Records from a collection of figures:
╔══

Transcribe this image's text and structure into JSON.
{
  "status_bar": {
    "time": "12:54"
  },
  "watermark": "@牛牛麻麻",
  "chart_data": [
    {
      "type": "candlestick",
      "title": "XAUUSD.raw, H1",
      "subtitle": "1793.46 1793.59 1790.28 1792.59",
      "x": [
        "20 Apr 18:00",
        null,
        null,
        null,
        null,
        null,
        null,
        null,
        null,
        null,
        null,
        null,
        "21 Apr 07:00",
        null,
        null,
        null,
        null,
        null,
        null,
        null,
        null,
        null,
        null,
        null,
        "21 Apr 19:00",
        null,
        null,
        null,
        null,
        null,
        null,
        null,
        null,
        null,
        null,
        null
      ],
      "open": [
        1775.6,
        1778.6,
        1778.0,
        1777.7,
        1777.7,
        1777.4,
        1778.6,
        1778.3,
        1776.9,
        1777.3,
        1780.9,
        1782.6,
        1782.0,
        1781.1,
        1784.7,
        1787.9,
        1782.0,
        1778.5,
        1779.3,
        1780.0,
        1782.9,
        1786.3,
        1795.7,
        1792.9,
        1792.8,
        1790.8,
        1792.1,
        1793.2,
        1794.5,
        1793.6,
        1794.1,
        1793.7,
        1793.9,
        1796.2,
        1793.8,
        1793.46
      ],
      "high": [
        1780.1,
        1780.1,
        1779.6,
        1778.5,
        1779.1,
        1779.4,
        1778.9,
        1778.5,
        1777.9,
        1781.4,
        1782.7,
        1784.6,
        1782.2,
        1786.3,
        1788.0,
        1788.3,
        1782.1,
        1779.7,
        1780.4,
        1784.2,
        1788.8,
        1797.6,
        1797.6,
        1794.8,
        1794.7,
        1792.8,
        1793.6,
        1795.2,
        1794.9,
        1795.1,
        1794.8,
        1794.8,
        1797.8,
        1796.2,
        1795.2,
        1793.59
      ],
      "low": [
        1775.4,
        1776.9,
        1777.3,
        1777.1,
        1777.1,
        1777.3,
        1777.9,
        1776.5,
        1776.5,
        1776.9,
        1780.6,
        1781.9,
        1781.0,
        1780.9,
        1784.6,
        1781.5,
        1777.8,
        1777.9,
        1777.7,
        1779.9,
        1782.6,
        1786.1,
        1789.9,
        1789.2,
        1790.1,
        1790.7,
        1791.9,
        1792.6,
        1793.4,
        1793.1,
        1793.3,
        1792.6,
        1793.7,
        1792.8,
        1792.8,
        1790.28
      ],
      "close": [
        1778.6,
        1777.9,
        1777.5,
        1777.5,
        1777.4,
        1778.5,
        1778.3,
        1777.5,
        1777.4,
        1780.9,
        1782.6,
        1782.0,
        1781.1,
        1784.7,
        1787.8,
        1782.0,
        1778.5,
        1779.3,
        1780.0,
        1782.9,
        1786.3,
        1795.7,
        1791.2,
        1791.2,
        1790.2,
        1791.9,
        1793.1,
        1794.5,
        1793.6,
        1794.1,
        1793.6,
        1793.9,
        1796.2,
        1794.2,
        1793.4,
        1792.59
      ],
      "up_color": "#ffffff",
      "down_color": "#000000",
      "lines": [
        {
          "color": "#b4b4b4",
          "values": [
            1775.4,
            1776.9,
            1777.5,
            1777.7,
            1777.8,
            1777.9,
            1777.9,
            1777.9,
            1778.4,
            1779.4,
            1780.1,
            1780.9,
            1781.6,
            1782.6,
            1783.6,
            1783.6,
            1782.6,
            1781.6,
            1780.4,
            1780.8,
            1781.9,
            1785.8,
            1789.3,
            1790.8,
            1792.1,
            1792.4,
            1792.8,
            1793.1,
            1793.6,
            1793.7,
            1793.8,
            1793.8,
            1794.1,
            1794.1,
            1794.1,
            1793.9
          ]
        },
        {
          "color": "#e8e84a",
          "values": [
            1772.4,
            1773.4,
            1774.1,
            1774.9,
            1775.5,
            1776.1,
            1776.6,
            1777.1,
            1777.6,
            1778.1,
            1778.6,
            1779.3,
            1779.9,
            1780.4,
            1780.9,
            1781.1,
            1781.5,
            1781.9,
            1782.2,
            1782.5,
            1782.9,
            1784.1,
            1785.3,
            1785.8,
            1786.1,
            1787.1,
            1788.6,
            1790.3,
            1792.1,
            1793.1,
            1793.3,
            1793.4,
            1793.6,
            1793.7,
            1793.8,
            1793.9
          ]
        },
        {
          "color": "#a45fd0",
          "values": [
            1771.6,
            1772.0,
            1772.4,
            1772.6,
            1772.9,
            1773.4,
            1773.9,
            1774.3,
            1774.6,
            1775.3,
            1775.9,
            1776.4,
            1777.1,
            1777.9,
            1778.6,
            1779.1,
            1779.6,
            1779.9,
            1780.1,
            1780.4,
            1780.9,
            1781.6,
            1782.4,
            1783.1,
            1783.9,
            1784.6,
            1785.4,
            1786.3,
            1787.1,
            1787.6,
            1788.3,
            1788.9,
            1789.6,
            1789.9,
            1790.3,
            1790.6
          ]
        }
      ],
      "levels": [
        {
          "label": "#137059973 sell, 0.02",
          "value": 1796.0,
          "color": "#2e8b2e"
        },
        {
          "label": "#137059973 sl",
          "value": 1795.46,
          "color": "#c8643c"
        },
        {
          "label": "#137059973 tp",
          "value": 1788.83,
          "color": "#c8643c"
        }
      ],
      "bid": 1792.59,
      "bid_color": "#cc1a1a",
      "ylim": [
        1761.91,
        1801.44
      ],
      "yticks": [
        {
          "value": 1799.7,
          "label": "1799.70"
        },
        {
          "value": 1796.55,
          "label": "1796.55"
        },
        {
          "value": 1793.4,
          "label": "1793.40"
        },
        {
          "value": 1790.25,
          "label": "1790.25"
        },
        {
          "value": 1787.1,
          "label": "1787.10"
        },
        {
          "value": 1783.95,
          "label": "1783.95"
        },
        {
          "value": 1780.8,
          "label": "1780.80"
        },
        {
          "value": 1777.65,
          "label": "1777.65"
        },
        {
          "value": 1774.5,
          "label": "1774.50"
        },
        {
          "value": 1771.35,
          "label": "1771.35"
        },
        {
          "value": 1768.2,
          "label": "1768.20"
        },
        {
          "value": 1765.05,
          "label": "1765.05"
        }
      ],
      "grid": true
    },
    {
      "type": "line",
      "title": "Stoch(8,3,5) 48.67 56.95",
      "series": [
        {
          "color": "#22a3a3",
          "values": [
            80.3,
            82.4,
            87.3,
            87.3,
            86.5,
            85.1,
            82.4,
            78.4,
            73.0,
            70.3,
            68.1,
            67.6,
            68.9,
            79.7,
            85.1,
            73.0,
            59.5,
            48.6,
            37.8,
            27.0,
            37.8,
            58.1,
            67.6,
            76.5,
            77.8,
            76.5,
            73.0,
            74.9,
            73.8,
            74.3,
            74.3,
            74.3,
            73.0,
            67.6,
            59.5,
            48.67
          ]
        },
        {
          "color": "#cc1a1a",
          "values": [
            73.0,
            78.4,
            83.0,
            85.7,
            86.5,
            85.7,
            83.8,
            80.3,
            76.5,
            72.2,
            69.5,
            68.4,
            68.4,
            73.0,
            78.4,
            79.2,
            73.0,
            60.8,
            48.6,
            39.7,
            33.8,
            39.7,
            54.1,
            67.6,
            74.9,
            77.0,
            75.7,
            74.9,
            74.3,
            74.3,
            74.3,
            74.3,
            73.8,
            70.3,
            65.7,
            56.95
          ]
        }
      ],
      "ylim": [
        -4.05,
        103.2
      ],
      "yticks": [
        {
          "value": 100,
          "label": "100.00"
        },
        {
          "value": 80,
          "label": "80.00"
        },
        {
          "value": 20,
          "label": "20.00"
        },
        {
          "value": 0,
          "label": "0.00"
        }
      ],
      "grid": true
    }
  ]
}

╚══

_Given task:_ Each record must be returned exactly as it is written.

_Correct output:_
Transcribe this image's text and structure into JSON.
{
  "status_bar": {
    "time": "12:54"
  },
  "watermark": "@牛牛麻麻",
  "chart_data": [
    {
      "type": "candlestick",
      "title": "XAUUSD.raw, H1",
      "subtitle": "1793.46 1793.59 1790.28 1792.59",
      "x": [
        "20 Apr 18:00",
        null,
        null,
        null,
        null,
        null,
        null,
        null,
        null,
        null,
        null,
        null,
        "21 Apr 07:00",
        null,
        null,
        null,
        null,
        null,
        null,
        null,
        null,
        null,
        null,
        null,
        "21 Apr 19:00",
        null,
        null,
        null,
        null,
        null,
        null,
        null,
        null,
        null,
        null,
        null
      ],
      "open": [
        1775.6,
        1778.6,
        1778.0,
        1777.7,
        1777.7,
        1777.4,
        1778.6,
        1778.3,
        1776.9,
        1777.3,
        1780.9,
        1782.6,
        1782.0,
        1781.1,
        1784.7,
        1787.9,
        1782.0,
        1778.5,
        1779.3,
        1780.0,
        1782.9,
        1786.3,
        1795.7,
        1792.9,
        1792.8,
        1790.8,
        1792.1,
        1793.2,
        1794.5,
        1793.6,
        1794.1,
        1793.7,
        1793.9,
        1796.2,
        1793.8,
        1793.46
      ],
      "high": [
        1780.1,
        1780.1,
        1779.6,
        1778.5,
        1779.1,
        1779.4,
        1778.9,
        1778.5,
        1777.9,
        1781.4,
        1782.7,
        1784.6,
        1782.2,
        1786.3,
        1788.0,
        1788.3,
        1782.1,
        1779.7,
        1780.4,
        1784.2,
        1788.8,
        1797.6,
        1797.6,
        1794.8,
        1794.7,
        1792.8,
        1793.6,
        1795.2,
        1794.9,
        1795.1,
        1794.8,
        1794.8,
        1797.8,
        1796.2,
        1795.2,
        1793.59
      ],
      "low": [
        1775.4,
        1776.9,
        1777.3,
        1777.1,
        1777.1,
        1777.3,
        1777.9,
        1776.5,
        1776.5,
        1776.9,
        1780.6,
        1781.9,
        1781.0,
        1780.9,
        1784.6,
        1781.5,
        1777.8,
        1777.9,
        1777.7,
        1779.9,
        1782.6,
        1786.1,
        1789.9,
        1789.2,
        1790.1,
        1790.7,
        1791.9,
        1792.6,
        1793.4,
        1793.1,
        1793.3,
        1792.6,
        1793.7,
        1792.8,
        1792.8,
        1790.28
      ],
      "close": [
        1778.6,
        1777.9,
        1777.5,
        1777.5,
        1777.4,
        1778.5,
        1778.3,
        1777.5,
        1777.4,
        1780.9,
        1782.6,
        1782.0,
        1781.1,
        1784.7,
        1787.8,
        1782.0,
        1778.5,
        1779.3,
        1780.0,
        1782.9,
        1786.3,
        1795.7,
        1791.2,
        1791.2,
        1790.2,
        1791.9,
        1793.1,
        1794.5,
        1793.6,
        1794.1,
        1793.6,
        1793.9,
        1796.2,
        1794.2,
        1793.4,
        1792.59
      ],
      "up_color": "#ffffff",
      "down_color": "#000000",
      "lines": [
        {
          "color": "#b4b4b4",
          "values": [
            1775.4,
            1776.9,
            1777.5,
            1777.7,
            1777.8,
            1777.9,
            1777.9,
            1777.9,
            1778.4,
            1779.4,
            1780.1,
            1780.9,
            1781.6,
            1782.6,
            1783.6,
            1783.6,
            1782.6,
            1781.6,
            1780.4,
            1780.8,
            1781.9,
            1785.8,
            1789.3,
            1790.8,
            1792.1,
            1792.4,
            1792.8,
            1793.1,
            1793.6,
            1793.7,
            1793.8,
            1793.8,
            1794.1,
            1794.1,
            1794.1,
            1793.9
          ]
        },
        {
          "color": "#e8e84a",
          "values": [
            1772.4,
            1773.4,
            1774.1,
            1774.9,
            1775.5,
            1776.1,
            1776.6,
            1777.1,
            1777.6,
            1778.1,
            1778.6,
            1779.3,
            1779.9,
            1780.4,
            1780.9,
            1781.1,
            1781.5,
            1781.9,
            1782.2,
            1782.5,
            1782.9,
            1784.1,
            1785.3,
            1785.8,
            1786.1,
            1787.1,
            1788.6,
            1790.3,
            1792.1,
            1793.1,
            1793.3,
            1793.4,
            1793.6,
            1793.7,
            1793.8,
            1793.9
          ]
        },
        {
          "color": "#a45fd0",
          "values": [
            1771.6,
            1772.0,
            1772.4,
            1772.6,
            1772.9,
            1773.4,
            1773.9,
            1774.3,
            1774.6,
            1775.3,
            1775.9,
            1776.4,
            1777.1,
            1777.9,
            1778.6,
            1779.1,
            1779.6,
            1779.9,
            1780.1,
            1780.4,
            1780.9,
            1781.6,
            1782.4,
            1783.1,
            1783.9,
            1784.6,
            1785.4,
            1786.3,
            1787.1,
            1787.6,
            1788.3,
            1788.9,
            1789.6,
            1789.9,
            1790.3,
            1790.6
          ]
        }
      ],
      "levels": [
        {
          "label": "#137059973 sell, 0.02",
          "value": 1796.0,
          "color": "#2e8b2e"
        },
        {
          "label": "#137059973 sl",
          "value": 1795.46,
          "color": "#c8643c"
        },
        {
          "label": "#137059973 tp",
          "value": 1788.83,
          "color": "#c8643c"
        }
      ],
      "bid": 1792.59,
      "bid_color": "#cc1a1a",
      "ylim": [
        1761.91,
        1801.44
      ],
      "yticks": [
        {
          "value": 1799.7,
          "label": "1799.70"
        },
        {
          "value": 1796.55,
          "label": "1796.55"
        },
        {
          "value": 1793.4,
          "label": "1793.40"
        },
        {
          "value": 1790.25,
          "label": "1790.25"
        },
        {
          "value": 1787.1,
          "label": "1787.10"
        },
        {
          "value": 1783.95,
          "label": "1783.95"
        },
        {
          "value": 1780.8,
          "label": "1780.80"
        },
        {
          "value": 1777.65,
          "label": "1777.65"
        },
        {
          "value": 1774.5,
          "label": "1774.50"
        },
        {
          "value": 1771.35,
          "label": "1771.35"
        },
        {
          "value": 1768.2,
          "label": "1768.20"
        },
        {
          "value": 1765.05,
          "label": "1765.05"
        }
      ],
      "grid": true
    },
    {
      "type": "line",
      "title": "Stoch(8,3,5) 48.67 56.95",
      "series": [
        {
          "color": "#22a3a3",
          "values": [
            80.3,
            82.4,
            87.3,
            87.3,
            86.5,
            85.1,
            82.4,
            78.4,
            73.0,
            70.3,
            68.1,
            67.6,
            68.9,
            79.7,
            85.1,
            73.0,
            59.5,
            48.6,
            37.8,
            27.0,
            37.8,
            58.1,
            67.6,
            76.5,
            77.8,
            76.5,
            73.0,
            74.9,
            73.8,
            74.3,
            74.3,
            74.3,
            73.0,
            67.6,
            59.5,
            48.67
          ]
        },
        {
          "color": "#cc1a1a",
          "values": [
            73.0,
            78.4,
            83.0,
            85.7,
            86.5,
            85.7,
            83.8,
            80.3,
            76.5,
            72.2,
            69.5,
            68.4,
            68.4,
            73.0,
            78.4,
            79.2,
            73.0,
            60.8,
            48.6,
            39.7,
            33.8,
            39.7,
            54.1,
            67.6,
            74.9,
            77.0,
            75.7,
            74.9,
            74.3,
            74.3,
            74.3,
            74.3,
            73.8,
            70.3,
            65.7,
            56.95
          ]
        }
      ],
      "ylim": [
        -4.05,
        103.2
      ],
      "yticks": [
        {
          "value": 100,
          "label": "100.00"
        },
        {
          "value": 80,
          "label": "80.00"
        },
        {
          "value": 20,
          "label": "20.00"
        },
        {
          "value": 0,
          "label": "0.00"
        }
      ],
      "grid": true
    }
  ]
}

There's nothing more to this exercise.